§ **Exercise requirements**
Using the data below, copy each line that includes the word "F₁v₁".

§ **Source data**
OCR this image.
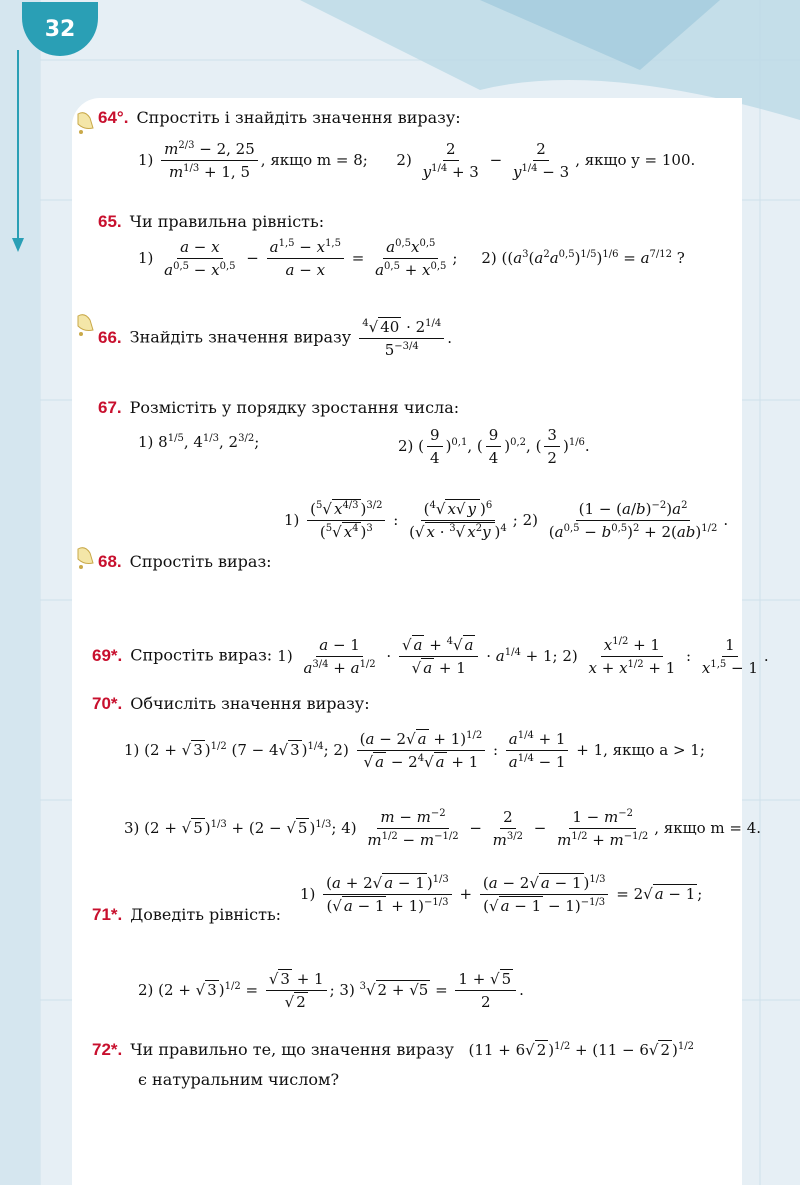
32
64°. Спростіть і знайдіть значення виразу:
$1) \frac{m^{2/3} - 2, 25}{m^{1/3} + 1, 5}$ , якщо m = 8;      $2) \frac{2}{y^{1/4} + 3} - \frac{2}{y^{1/4} - 3}$ , якщо y = 100.
65. Чи правильна рівність:
$1) \frac{a - x}{a^{0,5} - x^{0,5}} - \frac{a^{1,5} - x^{1,5}}{a - x} = \frac{a^{0,5}x^{0,5}}{a^{0,5} + x^{0,5}}$ ;     2) ($(a^3(a^2a^{0,5})^{1/5})^{1/6} = a^{7/12}$ ?
66. Знайдіть значення виразу $\frac{^4√ 40 \cdot 2^{1/4}}{5^{-3/4}}$ .
67. Розмістіть у порядку зростання числа:
1) $8^{1/5}$, $4^{1/3}$, $2^{3/2}$;	2) ( $\frac{9}{4} )^{0,1}$, ( $\frac{9}{4} )^{0,2}$, ( $\frac{3}{2} )^{1/6}$.
68. Спростіть вираз:
$1) \frac{(^5√ x^{4/3} )^{3/2}}{(^5√ x^4 )^3}$ : $\frac{(^4√ x√ y )^6}{(√ x \cdot ^3√ x^2y )^4}$ ; $2) \frac{(1 - (a/b)^{-2})a^2}{(a^{0,5} - b^{0,5})^2 + 2(ab)^{1/2}}$ .
69*. Спростіть вираз: $1) \frac{a - 1}{a^{3/4} + a^{1/2}} \cdot \frac{√ a + ^4√ a}{√ a + 1} \cdot a^{1/4} + 1$; $2) \frac{x^{1/2} + 1}{x + x^{1/2} + 1}$ : $\frac{1}{x^{1,5} - 1}$ .
70*. Обчисліть значення виразу:
1) (2 + √ 3 )$^{1/2}$ (7 − 4√ 3 )$^{1/4}$; $2) \frac{(a - 2√ a + 1)^{1/2}}{√ a - 2^4√ a + 1}$ : $\frac{a^{1/4} + 1}{a^{1/4} - 1} + 1$, якщо a > 1;
3) (2 + √ 5 )$^{1/3}$ + (2 − √ 5 )$^{1/3}$; $4) \frac{m - m^{-2}}{m^{1/2} - m^{-1/2}} - \frac{2}{m^{3/2}} - \frac{1 - m^{-2}}{m^{1/2} + m^{-1/2}}$ , якщо m = 4.
71*. Доведіть рівність:
$1) \frac{(a + 2√ a - 1 )^{1/3}}{(√ a - 1 + 1)^{-1/3}} + \frac{(a - 2√ a - 1 )^{1/3}}{(√ a - 1 - 1)^{-1/3}} = 2√$ a − 1 ;
2) (2 + √ 3 )$^{1/2} = \frac{√ 3 + 1}{√ 2}$ ; 3) $^3$√ $2 + √5 = \frac{1 + √ 5}{2}$ .
72*. Чи правильно те, що значення виразу   (11 + 6√ 2 )$^{1/2}$ + (11 − 6√ 2 )$^{1/2}$
є натуральним числом?
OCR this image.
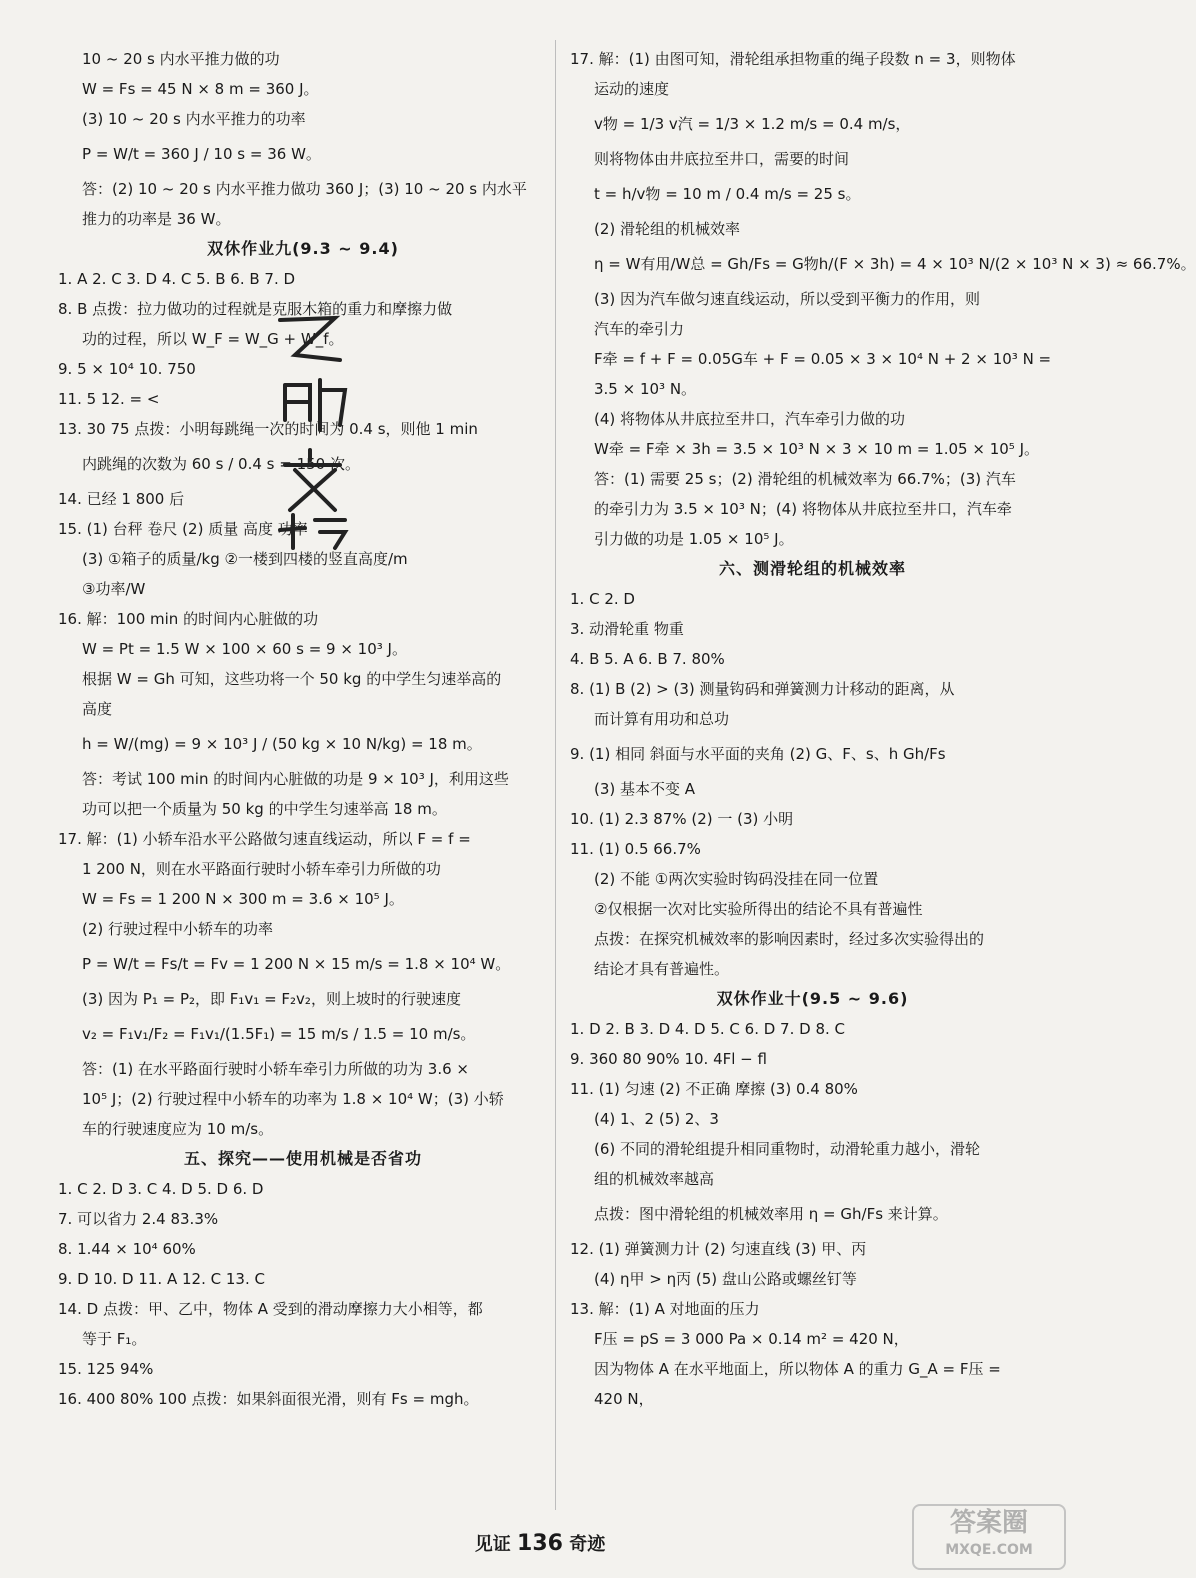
10 ~ 20 s 内水平推力做的功
W = Fs = 45 N × 8 m = 360 J。
(3) 10 ~ 20 s 内水平推力的功率
P = W/t = 360 J / 10 s = 36 W。
答：(2) 10 ~ 20 s 内水平推力做功 360 J；(3) 10 ~ 20 s 内水平
推力的功率是 36 W。
双休作业九(9.3 ~ 9.4)
1. A 2. C 3. D 4. C 5. B 6. B 7. D
8. B 点拨：拉力做功的过程就是克服木箱的重力和摩擦力做
功的过程，所以 W_F = W_G + W_f。
9. 5 × 10⁴ 10. 750
11. 5 12. = <
13. 30 75 点拨：小明每跳绳一次的时间为 0.4 s，则他 1 min
内跳绳的次数为 60 s / 0.4 s = 150 次。
14. 已经 1 800 后
15. (1) 台秤 卷尺 (2) 质量 高度 功率
(3) ①箱子的质量/kg ②一楼到四楼的竖直高度/m
③功率/W
16. 解：100 min 的时间内心脏做的功
W = Pt = 1.5 W × 100 × 60 s = 9 × 10³ J。
根据 W = Gh 可知，这些功将一个 50 kg 的中学生匀速举高的
高度
h = W/(mg) = 9 × 10³ J / (50 kg × 10 N/kg) = 18 m。
答：考试 100 min 的时间内心脏做的功是 9 × 10³ J，利用这些
功可以把一个质量为 50 kg 的中学生匀速举高 18 m。
17. 解：(1) 小轿车沿水平公路做匀速直线运动，所以 F = f =
1 200 N，则在水平路面行驶时小轿车牵引力所做的功
W = Fs = 1 200 N × 300 m = 3.6 × 10⁵ J。
(2) 行驶过程中小轿车的功率
P = W/t = Fs/t = Fv = 1 200 N × 15 m/s = 1.8 × 10⁴ W。
(3) 因为 P₁ = P₂，即 F₁v₁ = F₂v₂，则上坡时的行驶速度
v₂ = F₁v₁/F₂ = F₁v₁/(1.5F₁) = 15 m/s / 1.5 = 10 m/s。
答：(1) 在水平路面行驶时小轿车牵引力所做的功为 3.6 ×
10⁵ J；(2) 行驶过程中小轿车的功率为 1.8 × 10⁴ W；(3) 小轿
车的行驶速度应为 10 m/s。
五、探究——使用机械是否省功
1. C 2. D 3. C 4. D 5. D 6. D
7. 可以省力 2.4 83.3%
8. 1.44 × 10⁴ 60%
9. D 10. D 11. A 12. C 13. C
14. D 点拨：甲、乙中，物体 A 受到的滑动摩擦力大小相等，都
等于 F₁。
15. 125 94%
16. 400 80% 100 点拨：如果斜面很光滑，则有 Fs = mgh。
17. 解：(1) 由图可知，滑轮组承担物重的绳子段数 n = 3，则物体
运动的速度
v物 = 1/3 v汽 = 1/3 × 1.2 m/s = 0.4 m/s，
则将物体由井底拉至井口，需要的时间
t = h/v物 = 10 m / 0.4 m/s = 25 s。
(2) 滑轮组的机械效率
η = W有用/W总 = Gh/Fs = G物h/(F × 3h) = 4 × 10³ N/(2 × 10³ N × 3) ≈ 66.7%。
(3) 因为汽车做匀速直线运动，所以受到平衡力的作用，则
汽车的牵引力
F牵 = f + F = 0.05G车 + F = 0.05 × 3 × 10⁴ N + 2 × 10³ N =
3.5 × 10³ N。
(4) 将物体从井底拉至井口，汽车牵引力做的功
W牵 = F牵 × 3h = 3.5 × 10³ N × 3 × 10 m = 1.05 × 10⁵ J。
答：(1) 需要 25 s；(2) 滑轮组的机械效率为 66.7%；(3) 汽车
的牵引力为 3.5 × 10³ N；(4) 将物体从井底拉至井口，汽车牵
引力做的功是 1.05 × 10⁵ J。
六、测滑轮组的机械效率
1. C 2. D
3. 动滑轮重 物重
4. B 5. A 6. B 7. 80%
8. (1) B (2) > (3) 测量钩码和弹簧测力计移动的距离，从
而计算有用功和总功
9. (1) 相同 斜面与水平面的夹角 (2) G、F、s、h Gh/Fs
(3) 基本不变 A
10. (1) 2.3 87% (2) 一 (3) 小明
11. (1) 0.5 66.7%
(2) 不能 ①两次实验时钩码没挂在同一位置
②仅根据一次对比实验所得出的结论不具有普遍性
点拨：在探究机械效率的影响因素时，经过多次实验得出的
结论才具有普遍性。
双休作业十(9.5 ~ 9.6)
1. D 2. B 3. D 4. D 5. C 6. D 7. D 8. C
9. 360 80 90% 10. 4Fl − fl
11. (1) 匀速 (2) 不正确 摩擦 (3) 0.4 80%
(4) 1、2 (5) 2、3
(6) 不同的滑轮组提升相同重物时，动滑轮重力越小，滑轮
组的机械效率越高
点拨：图中滑轮组的机械效率用 η = Gh/Fs 来计算。
12. (1) 弹簧测力计 (2) 匀速直线 (3) 甲、丙
(4) η甲 > η丙 (5) 盘山公路或螺丝钉等
13. 解：(1) A 对地面的压力
F压 = pS = 3 000 Pa × 0.14 m² = 420 N，
因为物体 A 在水平地面上，所以物体 A 的重力 G_A = F压 =
420 N，
见证 136 奇迹
答案圈
MXQE.COM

§ **Exercise answer**
(3) 因为 P₁ = P₂，即 F₁v₁ = F₂v₂，则上坡时的行驶速度
v₂ = F₁v₁/F₂ = F₁v₁/(1.5F₁) = 15 m/s / 1.5 = 10 m/s。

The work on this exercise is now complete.